══ PAGE EXTRACT ══

How do we want to live until we say goodbye? Yes, we’re fucked, and we’re all gonna die, AND what are you going to to do create joy and beauty and compassion for yourself and earth community today, tomorrow, and the next day? To expect more from life at this point is to wallow in the old paradigm with hubris and self-loathing cynicism.
Well, ‘reality’ is what’s happening right now, no matter how dire or overwhelming apocalyptic forecasts may be. I and many others still need to eat, and while it may be too late to Save The World, we can still try to save ourselves in our local environments. Spreading information about sound food-growing techniques is probably one of the more useful things that can be done, aside from actually putting them into practice.
I agree wholeheartedly in the spirit of both of the comments above.
I am not suggesting giving up.
I am suggesting that we be literal, logical, and practical. Let’s not, for example, spend our time and energies pretending that there is going to be any such thing as “21st century agriculture”. We’ve had all of the global awakening that we are ever going to have. What remains are individuals coming together on very personal and local levels. Let’s do it!
Let’s begin to get off the airplanes, to migrate towards those hills, to pick up a hitchhiker, to give away our services, to grow more garden, and to do as y’all suggest all of the other things that might help mitigate the suffering. Or perhaps, we need to just stay home, get poorer, and be less of a part of the problem.
How do we stay sane when there are no solutions?
We don’t.
But inventing new tooth fairies will not help.
Flailing about will not help.
Pretending that we can “transition to this vision” does not help.
Nice helps.
Music helps.
Helping helps.
…I think.
Mike…It would be greatly helpful to your readers if you could frame all of this with “I” statements. What is helpful to you is not necessarily helpful to others, and what is helpful to others is not necessarily helpful to you. What I resist vehemently is your angrily trashing other options which some people find very helpful to themselves. We don’t need this kind of arrogance and condescension in the broken, battered world in which we now abide and which is only getting worse. Frankly, I find it repugnant and yet another version of the old paradigm.

═══
══ DATA RECORDS ══

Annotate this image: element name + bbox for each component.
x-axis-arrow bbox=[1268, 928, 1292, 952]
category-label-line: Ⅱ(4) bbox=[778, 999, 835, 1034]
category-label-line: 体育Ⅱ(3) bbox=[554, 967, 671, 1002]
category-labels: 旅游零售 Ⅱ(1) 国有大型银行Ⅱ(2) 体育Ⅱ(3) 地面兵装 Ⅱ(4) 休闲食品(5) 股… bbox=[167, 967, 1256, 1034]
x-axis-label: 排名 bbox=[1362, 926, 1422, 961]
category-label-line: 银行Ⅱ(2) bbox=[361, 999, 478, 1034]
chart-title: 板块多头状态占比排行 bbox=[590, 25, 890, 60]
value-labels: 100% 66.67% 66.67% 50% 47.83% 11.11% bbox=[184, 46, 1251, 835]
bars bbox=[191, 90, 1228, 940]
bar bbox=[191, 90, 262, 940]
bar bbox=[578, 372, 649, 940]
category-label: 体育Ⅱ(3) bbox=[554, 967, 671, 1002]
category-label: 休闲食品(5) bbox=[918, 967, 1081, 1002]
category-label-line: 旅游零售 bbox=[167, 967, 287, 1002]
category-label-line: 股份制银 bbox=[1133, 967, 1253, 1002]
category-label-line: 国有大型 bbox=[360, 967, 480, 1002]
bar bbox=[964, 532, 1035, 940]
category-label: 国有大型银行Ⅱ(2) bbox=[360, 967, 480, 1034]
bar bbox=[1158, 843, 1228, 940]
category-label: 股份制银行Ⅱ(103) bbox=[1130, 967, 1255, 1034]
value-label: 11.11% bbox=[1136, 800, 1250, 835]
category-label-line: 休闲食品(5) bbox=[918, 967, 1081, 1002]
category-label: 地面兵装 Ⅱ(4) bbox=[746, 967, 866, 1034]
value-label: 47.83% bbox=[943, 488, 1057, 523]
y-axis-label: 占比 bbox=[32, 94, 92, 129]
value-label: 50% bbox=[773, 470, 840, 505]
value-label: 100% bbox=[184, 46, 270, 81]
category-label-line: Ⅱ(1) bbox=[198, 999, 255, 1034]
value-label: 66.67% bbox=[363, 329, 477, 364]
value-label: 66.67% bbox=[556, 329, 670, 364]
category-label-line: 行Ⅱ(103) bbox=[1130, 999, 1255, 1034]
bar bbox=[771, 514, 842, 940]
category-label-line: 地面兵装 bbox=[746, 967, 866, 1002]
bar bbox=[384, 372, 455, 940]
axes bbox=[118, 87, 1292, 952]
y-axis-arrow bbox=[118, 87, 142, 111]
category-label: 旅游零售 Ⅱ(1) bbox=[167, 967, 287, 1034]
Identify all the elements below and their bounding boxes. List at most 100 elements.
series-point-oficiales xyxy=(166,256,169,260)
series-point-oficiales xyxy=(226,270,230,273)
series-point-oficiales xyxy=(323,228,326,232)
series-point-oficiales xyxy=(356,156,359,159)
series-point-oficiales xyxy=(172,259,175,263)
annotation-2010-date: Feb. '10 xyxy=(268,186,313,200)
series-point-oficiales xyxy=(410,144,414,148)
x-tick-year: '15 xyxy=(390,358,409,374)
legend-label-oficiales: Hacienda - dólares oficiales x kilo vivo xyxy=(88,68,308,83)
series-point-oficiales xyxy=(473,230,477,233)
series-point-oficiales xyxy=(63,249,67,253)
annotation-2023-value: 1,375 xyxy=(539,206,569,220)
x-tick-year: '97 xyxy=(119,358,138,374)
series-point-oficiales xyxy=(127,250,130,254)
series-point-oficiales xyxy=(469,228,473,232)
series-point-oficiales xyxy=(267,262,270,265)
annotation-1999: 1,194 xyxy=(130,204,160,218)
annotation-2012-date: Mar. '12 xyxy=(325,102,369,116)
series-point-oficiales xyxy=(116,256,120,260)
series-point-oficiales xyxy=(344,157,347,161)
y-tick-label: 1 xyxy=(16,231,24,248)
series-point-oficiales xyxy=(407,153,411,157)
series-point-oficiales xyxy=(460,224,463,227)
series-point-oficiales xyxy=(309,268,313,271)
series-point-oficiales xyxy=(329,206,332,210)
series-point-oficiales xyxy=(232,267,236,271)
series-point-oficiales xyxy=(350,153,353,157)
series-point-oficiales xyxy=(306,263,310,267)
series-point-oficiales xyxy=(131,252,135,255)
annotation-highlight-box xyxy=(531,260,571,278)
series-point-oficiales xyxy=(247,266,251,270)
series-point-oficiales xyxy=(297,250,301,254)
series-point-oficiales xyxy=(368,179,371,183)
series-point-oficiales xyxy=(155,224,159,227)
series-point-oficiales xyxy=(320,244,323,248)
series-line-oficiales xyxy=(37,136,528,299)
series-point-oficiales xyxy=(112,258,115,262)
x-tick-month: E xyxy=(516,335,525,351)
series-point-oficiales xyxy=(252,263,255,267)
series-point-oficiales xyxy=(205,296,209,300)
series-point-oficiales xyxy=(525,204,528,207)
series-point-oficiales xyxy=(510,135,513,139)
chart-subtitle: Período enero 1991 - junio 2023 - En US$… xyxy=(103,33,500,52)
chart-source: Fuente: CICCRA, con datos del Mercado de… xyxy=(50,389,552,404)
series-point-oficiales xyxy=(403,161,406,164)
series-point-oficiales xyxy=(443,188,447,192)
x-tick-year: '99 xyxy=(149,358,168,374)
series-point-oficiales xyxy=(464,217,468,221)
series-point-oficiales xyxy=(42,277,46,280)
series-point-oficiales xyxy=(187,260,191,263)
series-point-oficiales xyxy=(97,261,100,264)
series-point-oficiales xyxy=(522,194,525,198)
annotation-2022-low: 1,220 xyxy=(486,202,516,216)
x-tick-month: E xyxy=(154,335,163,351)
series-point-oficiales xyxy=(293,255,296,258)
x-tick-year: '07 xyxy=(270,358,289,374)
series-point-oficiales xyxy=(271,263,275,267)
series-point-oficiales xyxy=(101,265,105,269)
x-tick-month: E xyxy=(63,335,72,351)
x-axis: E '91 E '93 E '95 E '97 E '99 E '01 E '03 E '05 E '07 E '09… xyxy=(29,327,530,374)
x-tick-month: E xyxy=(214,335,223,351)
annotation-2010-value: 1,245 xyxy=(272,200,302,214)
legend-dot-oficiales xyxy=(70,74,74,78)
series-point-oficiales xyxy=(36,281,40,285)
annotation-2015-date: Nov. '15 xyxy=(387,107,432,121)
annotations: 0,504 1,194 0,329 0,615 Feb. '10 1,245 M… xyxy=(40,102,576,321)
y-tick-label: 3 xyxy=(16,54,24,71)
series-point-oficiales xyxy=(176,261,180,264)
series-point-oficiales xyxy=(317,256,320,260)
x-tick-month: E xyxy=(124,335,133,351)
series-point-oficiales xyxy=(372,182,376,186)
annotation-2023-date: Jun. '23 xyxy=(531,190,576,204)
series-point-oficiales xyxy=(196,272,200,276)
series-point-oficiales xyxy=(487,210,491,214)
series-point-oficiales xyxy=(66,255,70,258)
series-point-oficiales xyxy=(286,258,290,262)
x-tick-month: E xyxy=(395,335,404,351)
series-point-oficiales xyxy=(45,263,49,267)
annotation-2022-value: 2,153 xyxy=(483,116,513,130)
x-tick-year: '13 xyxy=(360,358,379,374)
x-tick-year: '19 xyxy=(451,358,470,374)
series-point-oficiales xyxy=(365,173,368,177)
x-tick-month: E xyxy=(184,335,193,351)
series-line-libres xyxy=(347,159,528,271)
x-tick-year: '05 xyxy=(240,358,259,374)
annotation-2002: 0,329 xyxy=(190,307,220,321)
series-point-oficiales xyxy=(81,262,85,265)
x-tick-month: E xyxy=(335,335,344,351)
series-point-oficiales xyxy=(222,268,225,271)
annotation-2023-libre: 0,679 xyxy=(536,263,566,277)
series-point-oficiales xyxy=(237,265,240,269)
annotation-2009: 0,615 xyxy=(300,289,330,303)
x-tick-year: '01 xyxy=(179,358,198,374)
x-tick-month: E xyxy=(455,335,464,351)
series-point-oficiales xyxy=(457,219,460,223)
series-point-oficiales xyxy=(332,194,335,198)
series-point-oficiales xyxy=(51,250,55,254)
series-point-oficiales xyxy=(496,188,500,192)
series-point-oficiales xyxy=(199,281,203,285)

═══

REQUIRED TASKS:
1 – Answer these questions using the comment thread about facing a dire future.
(a) Besides actually putting sound food-growing techniques into practice, what does one commenter call one of the more useful things that can be done?
(b) What does one commenter say we should not spend our time and energies pretending will exist?
(c) What does the last commenter ask Mike to frame all of this with?
2 – Pick up the comment thread about facing a dire future after its last sentence and carry it on.

RESPONSES BY ITEM NUMBER:
1 –
(a) Spreading information about sound food-growing techniques.
(b) "21st century agriculture."
(c) "I" statements.

2 –
In the wonderful book entitled Growing Food in a Hotter, Drier Land by Gary Paul Nabhan, he tells about an encounter with a Sufi Mystic and visionary farmer who is restoring and linking oasis after oasis near Fez in Morocco. The man’s name is Aziz Bousfiha. During a tour of his incredible gardens in the desert, he was asked if he thought his vision of creating more resilient and desert-adapted agriculture could actually work given the reality of global warming.
He laughed and said, “I can’t waste time worrying about whether or not this will work. There is a proverb in Arabic-and is probably similar to ones in other languages-that may say it all: If it looks like the last day of the world is upon us and the end of life may be coming…and you realize this moment while you are planting trees, well, don’t stop planting!”
I know for me that I have been so brainwashed by religion and science to think that everything is either Armageddon or pure physicality. When i fall into that trap, I feel as helpless as a lamb to slaughter. But as time goes on, I am being led to the imaginal notion that there is a divine intelligence beyond both limiting belief systems that has a big hand in what is happening right now and perhaps has more than a few surprises for us once we begin to cooperate with the paradigm shift now fully moving into acceleration mode.
I wish everyone peace in spite of appearances and work to trust that if I can deal with the violence and unacknowledged rage, terror, and grief inside me, I can begin to truly be of service to others and thereby help save the world, regardless of the outcome. Stopping my own projections is the hardest thing I’ve ever tried to do.